▶ Records for the task
++++++
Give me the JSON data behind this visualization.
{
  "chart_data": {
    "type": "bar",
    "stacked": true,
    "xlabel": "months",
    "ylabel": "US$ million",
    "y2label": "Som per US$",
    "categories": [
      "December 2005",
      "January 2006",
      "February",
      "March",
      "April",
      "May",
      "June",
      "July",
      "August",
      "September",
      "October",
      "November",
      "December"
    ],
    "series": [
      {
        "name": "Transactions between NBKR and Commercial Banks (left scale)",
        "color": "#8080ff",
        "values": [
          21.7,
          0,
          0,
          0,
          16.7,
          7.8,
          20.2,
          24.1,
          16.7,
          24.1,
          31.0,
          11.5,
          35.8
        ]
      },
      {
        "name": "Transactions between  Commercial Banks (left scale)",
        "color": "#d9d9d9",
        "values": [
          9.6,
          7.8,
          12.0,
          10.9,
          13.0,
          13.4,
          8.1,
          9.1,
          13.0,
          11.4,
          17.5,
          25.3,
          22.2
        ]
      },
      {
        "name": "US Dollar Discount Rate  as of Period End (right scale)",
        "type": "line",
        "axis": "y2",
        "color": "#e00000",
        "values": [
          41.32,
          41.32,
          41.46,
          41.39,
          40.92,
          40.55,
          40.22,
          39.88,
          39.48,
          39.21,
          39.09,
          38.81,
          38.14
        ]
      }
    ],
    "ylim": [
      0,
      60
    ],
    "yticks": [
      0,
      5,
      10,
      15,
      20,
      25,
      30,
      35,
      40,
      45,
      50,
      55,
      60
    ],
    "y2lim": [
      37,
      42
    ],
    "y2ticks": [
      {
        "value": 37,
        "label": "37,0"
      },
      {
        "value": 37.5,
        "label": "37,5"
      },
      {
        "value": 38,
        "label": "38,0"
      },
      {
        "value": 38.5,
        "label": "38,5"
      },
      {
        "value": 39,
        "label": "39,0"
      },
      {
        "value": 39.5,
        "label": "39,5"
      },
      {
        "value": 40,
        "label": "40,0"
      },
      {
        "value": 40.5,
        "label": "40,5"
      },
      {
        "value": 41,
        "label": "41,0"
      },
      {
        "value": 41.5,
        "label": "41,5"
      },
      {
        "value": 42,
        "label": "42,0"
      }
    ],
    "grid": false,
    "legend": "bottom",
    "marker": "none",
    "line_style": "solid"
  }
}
++++++
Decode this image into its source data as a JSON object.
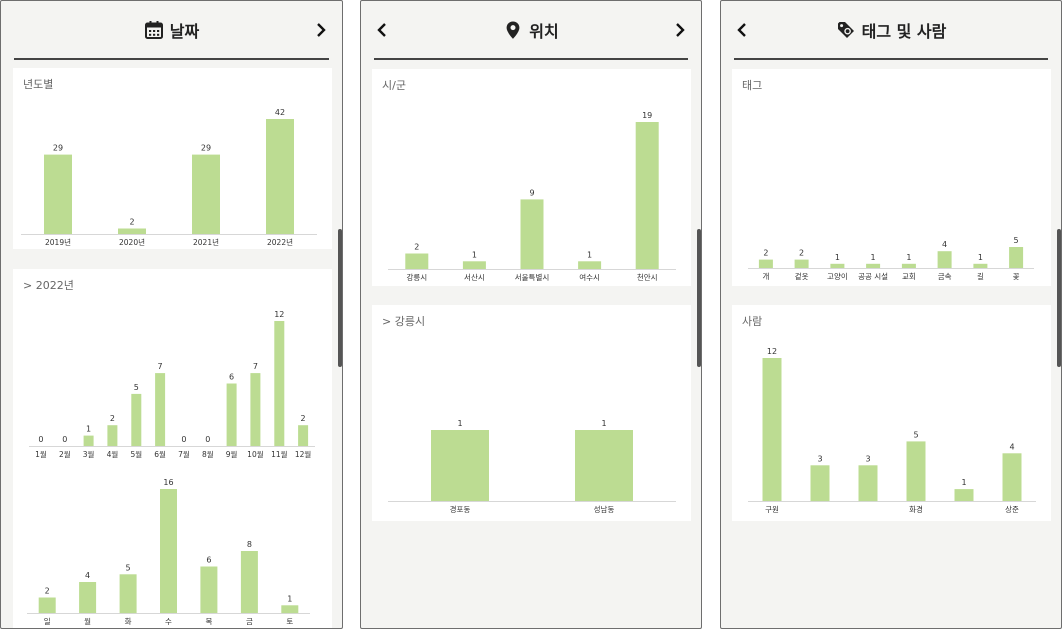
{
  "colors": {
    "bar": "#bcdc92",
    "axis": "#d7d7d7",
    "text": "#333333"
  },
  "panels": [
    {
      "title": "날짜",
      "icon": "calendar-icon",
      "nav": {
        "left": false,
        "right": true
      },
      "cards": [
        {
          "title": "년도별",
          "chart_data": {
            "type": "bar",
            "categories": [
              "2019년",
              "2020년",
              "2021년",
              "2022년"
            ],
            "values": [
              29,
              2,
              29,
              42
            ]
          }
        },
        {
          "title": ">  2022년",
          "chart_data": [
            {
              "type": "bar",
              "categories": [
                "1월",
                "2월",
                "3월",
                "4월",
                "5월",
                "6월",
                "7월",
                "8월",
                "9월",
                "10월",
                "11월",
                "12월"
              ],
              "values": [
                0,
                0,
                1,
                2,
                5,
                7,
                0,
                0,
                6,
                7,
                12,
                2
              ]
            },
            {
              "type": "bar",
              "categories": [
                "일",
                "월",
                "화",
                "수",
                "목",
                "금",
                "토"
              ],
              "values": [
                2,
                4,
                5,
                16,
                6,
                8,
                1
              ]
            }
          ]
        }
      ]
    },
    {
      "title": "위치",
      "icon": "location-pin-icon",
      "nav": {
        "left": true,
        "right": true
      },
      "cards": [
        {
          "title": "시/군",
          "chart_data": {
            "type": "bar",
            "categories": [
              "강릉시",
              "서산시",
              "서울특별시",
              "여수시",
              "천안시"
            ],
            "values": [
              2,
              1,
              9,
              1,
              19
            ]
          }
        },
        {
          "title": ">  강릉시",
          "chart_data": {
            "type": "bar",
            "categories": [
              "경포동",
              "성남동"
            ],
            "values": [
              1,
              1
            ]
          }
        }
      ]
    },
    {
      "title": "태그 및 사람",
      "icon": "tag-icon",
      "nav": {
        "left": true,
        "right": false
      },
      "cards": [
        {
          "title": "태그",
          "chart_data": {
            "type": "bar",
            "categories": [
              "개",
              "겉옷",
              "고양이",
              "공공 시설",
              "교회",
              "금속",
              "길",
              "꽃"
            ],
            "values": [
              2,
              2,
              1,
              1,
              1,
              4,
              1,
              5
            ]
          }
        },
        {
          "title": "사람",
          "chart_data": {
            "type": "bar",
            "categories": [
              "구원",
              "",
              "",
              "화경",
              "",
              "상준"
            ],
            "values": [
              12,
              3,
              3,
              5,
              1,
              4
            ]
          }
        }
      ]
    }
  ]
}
++++++
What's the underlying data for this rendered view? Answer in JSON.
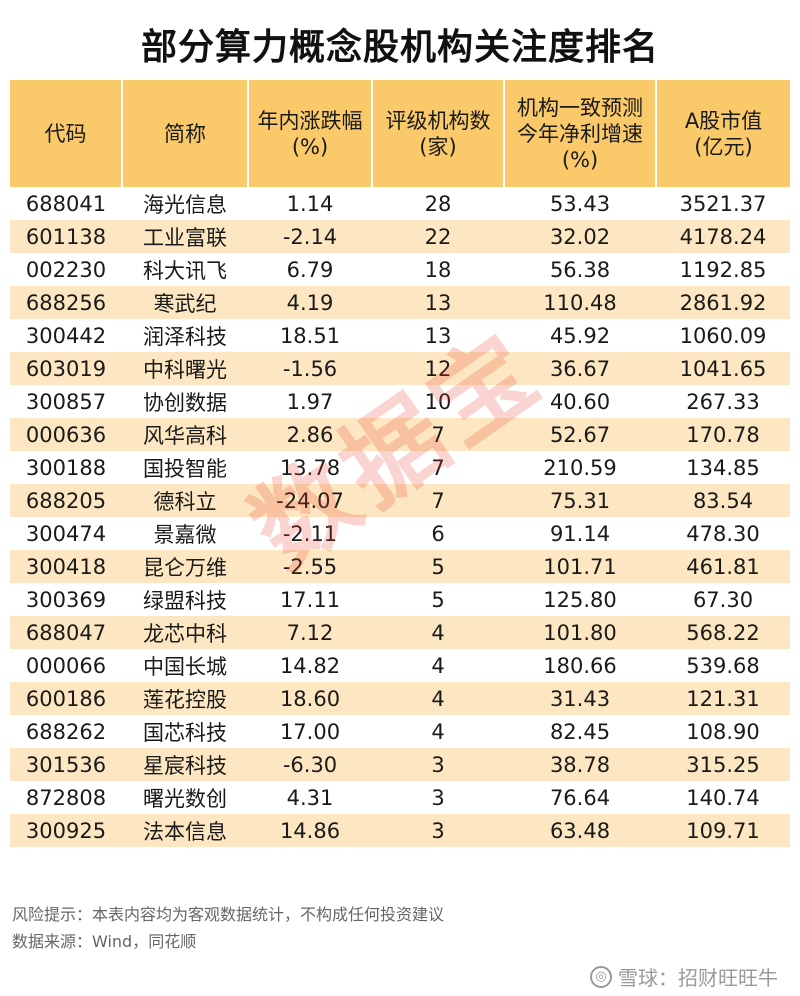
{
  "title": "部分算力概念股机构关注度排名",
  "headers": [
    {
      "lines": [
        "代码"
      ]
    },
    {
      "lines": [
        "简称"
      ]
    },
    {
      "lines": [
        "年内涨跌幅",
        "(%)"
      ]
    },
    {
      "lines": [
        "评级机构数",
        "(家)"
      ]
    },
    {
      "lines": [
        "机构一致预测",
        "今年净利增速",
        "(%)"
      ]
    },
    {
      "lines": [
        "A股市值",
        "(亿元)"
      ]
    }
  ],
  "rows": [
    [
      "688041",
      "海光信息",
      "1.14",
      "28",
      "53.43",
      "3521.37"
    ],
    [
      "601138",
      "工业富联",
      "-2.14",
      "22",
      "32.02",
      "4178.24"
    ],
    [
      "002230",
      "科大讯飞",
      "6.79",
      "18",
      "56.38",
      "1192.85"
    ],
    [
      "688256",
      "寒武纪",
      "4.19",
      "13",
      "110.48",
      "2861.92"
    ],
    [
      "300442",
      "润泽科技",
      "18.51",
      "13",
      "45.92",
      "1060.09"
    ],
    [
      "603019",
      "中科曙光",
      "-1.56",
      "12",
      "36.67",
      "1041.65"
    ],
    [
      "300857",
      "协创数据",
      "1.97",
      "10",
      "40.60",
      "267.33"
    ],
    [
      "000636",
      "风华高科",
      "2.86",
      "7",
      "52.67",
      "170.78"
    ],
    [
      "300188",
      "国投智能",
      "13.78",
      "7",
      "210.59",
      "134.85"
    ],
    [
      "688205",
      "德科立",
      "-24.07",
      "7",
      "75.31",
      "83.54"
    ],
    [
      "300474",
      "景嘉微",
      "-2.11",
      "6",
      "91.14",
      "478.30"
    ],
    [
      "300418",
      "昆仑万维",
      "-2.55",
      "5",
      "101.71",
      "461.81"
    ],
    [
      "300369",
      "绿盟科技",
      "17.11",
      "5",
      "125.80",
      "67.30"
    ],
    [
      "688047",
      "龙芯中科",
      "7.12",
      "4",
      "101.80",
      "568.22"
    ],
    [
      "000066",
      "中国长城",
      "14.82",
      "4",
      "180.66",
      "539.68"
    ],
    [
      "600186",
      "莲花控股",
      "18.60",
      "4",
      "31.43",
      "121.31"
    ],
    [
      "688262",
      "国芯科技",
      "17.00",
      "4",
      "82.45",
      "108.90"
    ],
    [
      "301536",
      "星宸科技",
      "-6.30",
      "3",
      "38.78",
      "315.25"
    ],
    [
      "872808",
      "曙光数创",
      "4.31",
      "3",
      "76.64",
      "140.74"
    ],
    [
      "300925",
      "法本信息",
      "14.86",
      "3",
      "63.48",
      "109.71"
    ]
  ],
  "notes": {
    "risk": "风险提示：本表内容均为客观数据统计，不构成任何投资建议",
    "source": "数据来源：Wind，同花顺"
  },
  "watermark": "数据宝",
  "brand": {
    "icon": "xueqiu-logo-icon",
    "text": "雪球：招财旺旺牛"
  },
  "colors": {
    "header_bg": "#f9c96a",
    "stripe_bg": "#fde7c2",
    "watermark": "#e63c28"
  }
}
++++++
▶ What this task involves
Scan the records above for the string "icon", then report every line that contains it.

▶ The result
      "icon": "calendar-icon",
      "icon": "location-pin-icon",
      "icon": "tag-icon",
    "icon": "xueqiu-logo-icon",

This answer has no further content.